_EXCERPT TO READ_
___

Sarah Forbes Bonetta was raised in Victorian High Society and embraced by Queen Victoria’s family. Born a princess in Africa, her parents were killed when she was a child. Her people were slaughtered or sold into slavery by King Gezo, a neighboring African King.

In a remarkable turn of fate, she was rescued and taken to England. Many of the details of her life remain unclear. Some are  lost to history. But by all accounts, she was a highly intelligent and gifted child who enchanted Queen Victoria.

Following are TEN dramatic events from the life of Sarah Forbes Bonetta.

Princess Omobo Aina Was Captured By King Ghezo of Dahomey In 1848

Omobo Aina (Sarah or Sara Forbes Bonetta) was born in 1843 into the Egbado tribe of the Yoruba people of West Africa. Many historians believe that her parents were royalty and that she was a Princess. That chapter of her life ended in 1848 (at age 4 or 5) when King Gezo (or Ghezo) of Dahomey invaded her tribe.

According to the Royal Collection Trust, Gezo captured the city of Okeadon, killing many of the inhabitants, including Aina’s parents. Survivors were led into slavery.

“While her family were killed in the war, as the daughter of an African chief, Sarah was kept in captivity as a state prisoner, either to be presented to an important visitor, or to be sacrificed at the death of a minister or official to become his attendant in the next world.”

___

_GIVEN EXERCISE A_
In the rows, starting with the line with "254, 355, 257]" and going on through the line with "304, 100, 307]", switch "data-cell" to "plot-point" and write those lines out again with nothing else altered.

___

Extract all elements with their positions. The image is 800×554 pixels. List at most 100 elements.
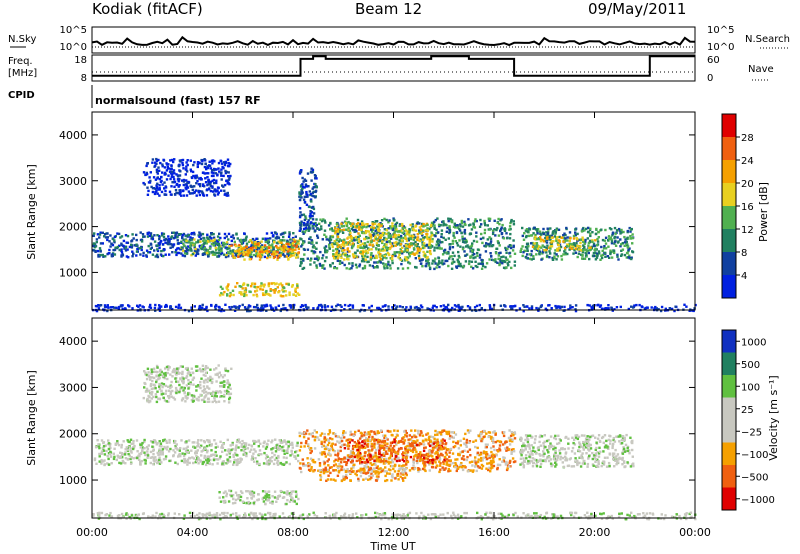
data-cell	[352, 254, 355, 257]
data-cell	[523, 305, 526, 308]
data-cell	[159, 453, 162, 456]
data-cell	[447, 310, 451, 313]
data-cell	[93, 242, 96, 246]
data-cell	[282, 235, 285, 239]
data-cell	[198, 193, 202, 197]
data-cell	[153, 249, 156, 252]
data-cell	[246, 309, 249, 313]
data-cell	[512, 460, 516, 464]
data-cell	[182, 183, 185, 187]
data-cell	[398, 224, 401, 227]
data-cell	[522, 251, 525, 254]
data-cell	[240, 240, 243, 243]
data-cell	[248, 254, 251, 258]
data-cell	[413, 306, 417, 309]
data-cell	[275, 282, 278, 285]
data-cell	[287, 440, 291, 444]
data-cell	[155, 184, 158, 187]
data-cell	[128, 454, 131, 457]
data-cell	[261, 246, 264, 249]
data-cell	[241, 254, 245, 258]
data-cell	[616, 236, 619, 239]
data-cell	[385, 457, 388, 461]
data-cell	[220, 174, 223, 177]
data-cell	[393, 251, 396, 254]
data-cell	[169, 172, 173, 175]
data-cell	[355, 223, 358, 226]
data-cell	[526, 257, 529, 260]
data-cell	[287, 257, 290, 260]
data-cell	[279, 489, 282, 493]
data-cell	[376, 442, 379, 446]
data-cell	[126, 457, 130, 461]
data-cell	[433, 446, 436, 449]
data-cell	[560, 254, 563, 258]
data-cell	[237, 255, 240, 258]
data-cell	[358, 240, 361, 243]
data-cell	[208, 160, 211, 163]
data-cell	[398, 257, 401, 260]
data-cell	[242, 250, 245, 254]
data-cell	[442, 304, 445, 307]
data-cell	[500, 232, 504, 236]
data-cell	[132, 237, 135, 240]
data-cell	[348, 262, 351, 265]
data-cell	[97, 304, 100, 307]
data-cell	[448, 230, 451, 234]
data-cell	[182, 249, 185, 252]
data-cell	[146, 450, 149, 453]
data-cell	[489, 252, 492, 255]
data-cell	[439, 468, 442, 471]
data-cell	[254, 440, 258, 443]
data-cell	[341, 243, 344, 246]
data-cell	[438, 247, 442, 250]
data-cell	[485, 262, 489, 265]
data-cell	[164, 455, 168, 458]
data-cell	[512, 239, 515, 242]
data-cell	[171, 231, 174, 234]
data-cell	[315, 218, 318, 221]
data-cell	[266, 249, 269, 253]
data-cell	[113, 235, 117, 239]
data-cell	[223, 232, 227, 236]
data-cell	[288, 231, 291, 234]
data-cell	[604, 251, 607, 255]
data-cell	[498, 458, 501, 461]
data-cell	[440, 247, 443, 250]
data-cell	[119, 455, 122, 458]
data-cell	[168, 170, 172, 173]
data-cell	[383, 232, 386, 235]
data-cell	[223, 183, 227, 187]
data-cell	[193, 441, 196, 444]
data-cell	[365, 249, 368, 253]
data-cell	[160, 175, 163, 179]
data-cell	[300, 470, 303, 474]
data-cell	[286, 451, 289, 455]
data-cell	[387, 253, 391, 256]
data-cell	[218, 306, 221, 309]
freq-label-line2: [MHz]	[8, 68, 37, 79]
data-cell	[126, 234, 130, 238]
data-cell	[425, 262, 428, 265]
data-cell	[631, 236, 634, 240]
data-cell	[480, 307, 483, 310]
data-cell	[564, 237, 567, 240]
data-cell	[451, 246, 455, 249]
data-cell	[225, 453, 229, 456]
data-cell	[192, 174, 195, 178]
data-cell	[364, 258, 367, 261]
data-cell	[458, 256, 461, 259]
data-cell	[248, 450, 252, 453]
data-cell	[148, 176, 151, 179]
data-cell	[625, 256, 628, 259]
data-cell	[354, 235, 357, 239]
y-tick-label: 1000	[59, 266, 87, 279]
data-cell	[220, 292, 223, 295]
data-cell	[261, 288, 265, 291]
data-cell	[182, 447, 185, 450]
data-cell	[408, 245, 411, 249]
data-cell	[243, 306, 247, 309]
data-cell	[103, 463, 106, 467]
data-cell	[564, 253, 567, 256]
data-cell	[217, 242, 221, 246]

___

_GIVEN EXERCISE B_
Answer these questions from the excerpt about Sarah Forbes Bonetta:
(i) In what year was Omobo Aina born?
(ii) Which city did Gezo capture, according to the Royal Collection Trust?
(iii) Who was enchanted by her as a child?

_EXPECTED OUTPUT A_
plot-point	[352, 254, 355, 257]
plot-point	[523, 305, 526, 308]
plot-point	[159, 453, 162, 456]
plot-point	[447, 310, 451, 313]
plot-point	[93, 242, 96, 246]
plot-point	[282, 235, 285, 239]
plot-point	[198, 193, 202, 197]
plot-point	[153, 249, 156, 252]
plot-point	[246, 309, 249, 313]
plot-point	[512, 460, 516, 464]
plot-point	[182, 183, 185, 187]
plot-point	[398, 224, 401, 227]
plot-point	[522, 251, 525, 254]
plot-point	[240, 240, 243, 243]
plot-point	[248, 254, 251, 258]
plot-point	[413, 306, 417, 309]
plot-point	[275, 282, 278, 285]
plot-point	[287, 440, 291, 444]
plot-point	[155, 184, 158, 187]
plot-point	[128, 454, 131, 457]
plot-point	[261, 246, 264, 249]
plot-point	[241, 254, 245, 258]
plot-point	[616, 236, 619, 239]
plot-point	[385, 457, 388, 461]
plot-point	[220, 174, 223, 177]
plot-point	[393, 251, 396, 254]
plot-point	[169, 172, 173, 175]
plot-point	[355, 223, 358, 226]
plot-point	[526, 257, 529, 260]
plot-point	[287, 257, 290, 260]
plot-point	[279, 489, 282, 493]
plot-point	[376, 442, 379, 446]
plot-point	[126, 457, 130, 461]
plot-point	[433, 446, 436, 449]
plot-point	[560, 254, 563, 258]
plot-point	[237, 255, 240, 258]
plot-point	[358, 240, 361, 243]
plot-point	[208, 160, 211, 163]
plot-point	[398, 257, 401, 260]
plot-point	[242, 250, 245, 254]
plot-point	[442, 304, 445, 307]
plot-point	[500, 232, 504, 236]
plot-point	[132, 237, 135, 240]
plot-point	[348, 262, 351, 265]
plot-point	[97, 304, 100, 307]

_EXPECTED OUTPUT B_
(i) 1843
(ii) Okeadon
(iii) Queen Victoria